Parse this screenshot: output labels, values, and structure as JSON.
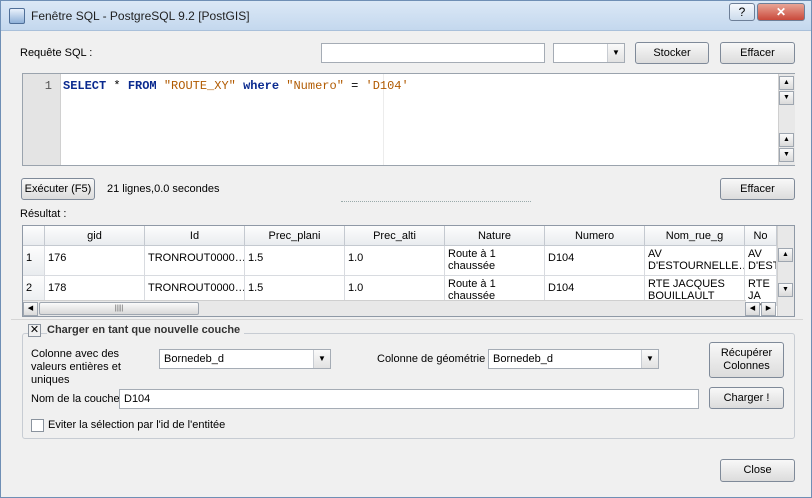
{
  "window": {
    "title": "Fenêtre SQL - PostgreSQL 9.2 [PostGIS]",
    "help_label": "?",
    "close_label": "✕"
  },
  "query": {
    "label": "Requête SQL :",
    "name_value": "",
    "combo_value": "",
    "store_label": "Stocker",
    "clear_label": "Effacer"
  },
  "editor": {
    "line_number": "1",
    "tokens": {
      "select": "SELECT",
      "star": " * ",
      "from": "FROM",
      "table": " \"ROUTE_XY\" ",
      "where": "where",
      "column": " \"Numero\" ",
      "eq": "= ",
      "value": "'D104'"
    }
  },
  "run": {
    "execute_label": "Exécuter (F5)",
    "status": "21 lignes,0.0 secondes",
    "clear_label": "Effacer"
  },
  "results": {
    "label": "Résultat :",
    "columns": [
      "gid",
      "Id",
      "Prec_plani",
      "Prec_alti",
      "Nature",
      "Numero",
      "Nom_rue_g",
      "No"
    ],
    "rows": [
      {
        "num": "1",
        "cells": [
          "176",
          "TRONROUT0000…",
          "1.5",
          "1.0",
          "Route à 1 chaussée",
          "D104",
          "AV D'ESTOURNELLE…",
          "AV D'ESTO"
        ]
      },
      {
        "num": "2",
        "cells": [
          "178",
          "TRONROUT0000…",
          "1.5",
          "1.0",
          "Route à 1 chaussée",
          "D104",
          "RTE JACQUES BOUILLAULT",
          "RTE JA BOUIL"
        ]
      }
    ]
  },
  "layer": {
    "group_label": "Charger en tant que nouvelle couche",
    "id_column_label": "Colonne avec des valeurs entières et uniques",
    "id_column_value": "Bornedeb_d",
    "geom_column_label": "Colonne de géométrie",
    "geom_column_value": "Bornedeb_d",
    "retrieve_label": "Récupérer Colonnes",
    "name_label": "Nom de la couche",
    "name_value": "D104",
    "load_label": "Charger !",
    "avoid_label": "Eviter la sélection par l'id de l'entitée"
  },
  "footer": {
    "close_label": "Close"
  }
}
◇ ◇ ◇
▶ WHAT TO DO: Pictures stay out of the copy; please restate every record above exactly.

▶ THE RESPONSE:
Parse this screenshot: output labels, values, and structure as JSON.
{
  "window": {
    "title": "Fenêtre SQL - PostgreSQL 9.2 [PostGIS]",
    "help_label": "?",
    "close_label": "✕"
  },
  "query": {
    "label": "Requête SQL :",
    "name_value": "",
    "combo_value": "",
    "store_label": "Stocker",
    "clear_label": "Effacer"
  },
  "editor": {
    "line_number": "1",
    "tokens": {
      "select": "SELECT",
      "star": " * ",
      "from": "FROM",
      "table": " \"ROUTE_XY\" ",
      "where": "where",
      "column": " \"Numero\" ",
      "eq": "= ",
      "value": "'D104'"
    }
  },
  "run": {
    "execute_label": "Exécuter (F5)",
    "status": "21 lignes,0.0 secondes",
    "clear_label": "Effacer"
  },
  "results": {
    "label": "Résultat :",
    "columns": [
      "gid",
      "Id",
      "Prec_plani",
      "Prec_alti",
      "Nature",
      "Numero",
      "Nom_rue_g",
      "No"
    ],
    "rows": [
      {
        "num": "1",
        "cells": [
          "176",
          "TRONROUT0000…",
          "1.5",
          "1.0",
          "Route à 1 chaussée",
          "D104",
          "AV D'ESTOURNELLE…",
          "AV D'ESTO"
        ]
      },
      {
        "num": "2",
        "cells": [
          "178",
          "TRONROUT0000…",
          "1.5",
          "1.0",
          "Route à 1 chaussée",
          "D104",
          "RTE JACQUES BOUILLAULT",
          "RTE JA BOUIL"
        ]
      }
    ]
  },
  "layer": {
    "group_label": "Charger en tant que nouvelle couche",
    "id_column_label": "Colonne avec des valeurs entières et uniques",
    "id_column_value": "Bornedeb_d",
    "geom_column_label": "Colonne de géométrie",
    "geom_column_value": "Bornedeb_d",
    "retrieve_label": "Récupérer Colonnes",
    "name_label": "Nom de la couche",
    "name_value": "D104",
    "load_label": "Charger !",
    "avoid_label": "Eviter la sélection par l'id de l'entitée"
  },
  "footer": {
    "close_label": "Close"
  }
}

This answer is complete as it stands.